(Required work): Look through the data below and return each line where "Receiving" appears.

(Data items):
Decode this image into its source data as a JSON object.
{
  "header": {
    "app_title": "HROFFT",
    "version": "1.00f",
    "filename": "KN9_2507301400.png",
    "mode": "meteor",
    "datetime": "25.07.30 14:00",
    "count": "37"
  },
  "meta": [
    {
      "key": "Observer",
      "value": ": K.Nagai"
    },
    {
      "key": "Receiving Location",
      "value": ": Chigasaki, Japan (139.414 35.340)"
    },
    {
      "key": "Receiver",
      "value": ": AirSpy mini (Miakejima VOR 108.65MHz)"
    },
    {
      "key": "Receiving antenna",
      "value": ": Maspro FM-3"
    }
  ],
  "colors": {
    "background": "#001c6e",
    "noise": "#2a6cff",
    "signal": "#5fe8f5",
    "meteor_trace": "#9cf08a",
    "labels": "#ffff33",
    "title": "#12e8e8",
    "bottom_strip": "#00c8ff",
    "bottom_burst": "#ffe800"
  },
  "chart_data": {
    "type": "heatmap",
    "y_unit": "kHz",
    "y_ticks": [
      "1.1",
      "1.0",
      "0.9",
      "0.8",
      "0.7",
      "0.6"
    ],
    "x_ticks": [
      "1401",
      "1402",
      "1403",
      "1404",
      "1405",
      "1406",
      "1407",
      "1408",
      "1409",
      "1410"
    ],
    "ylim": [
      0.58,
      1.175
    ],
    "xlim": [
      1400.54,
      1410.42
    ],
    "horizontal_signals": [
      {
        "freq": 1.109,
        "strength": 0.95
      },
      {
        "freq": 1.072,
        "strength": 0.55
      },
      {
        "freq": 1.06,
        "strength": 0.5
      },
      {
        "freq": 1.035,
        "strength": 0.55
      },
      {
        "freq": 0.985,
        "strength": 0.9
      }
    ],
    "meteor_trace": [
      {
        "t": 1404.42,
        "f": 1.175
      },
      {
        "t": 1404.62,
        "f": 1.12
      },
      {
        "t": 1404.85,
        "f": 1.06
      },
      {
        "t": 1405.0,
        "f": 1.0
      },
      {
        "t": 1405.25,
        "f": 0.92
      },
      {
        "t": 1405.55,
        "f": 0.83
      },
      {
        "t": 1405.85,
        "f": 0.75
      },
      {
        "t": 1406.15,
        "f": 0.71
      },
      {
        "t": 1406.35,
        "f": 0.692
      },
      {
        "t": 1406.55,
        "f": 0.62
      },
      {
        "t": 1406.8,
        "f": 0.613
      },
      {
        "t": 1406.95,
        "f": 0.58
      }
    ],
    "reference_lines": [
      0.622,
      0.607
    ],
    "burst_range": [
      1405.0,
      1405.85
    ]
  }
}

(Solution for this problem):
      "key": "Receiving Location",
      "key": "Receiving antenna",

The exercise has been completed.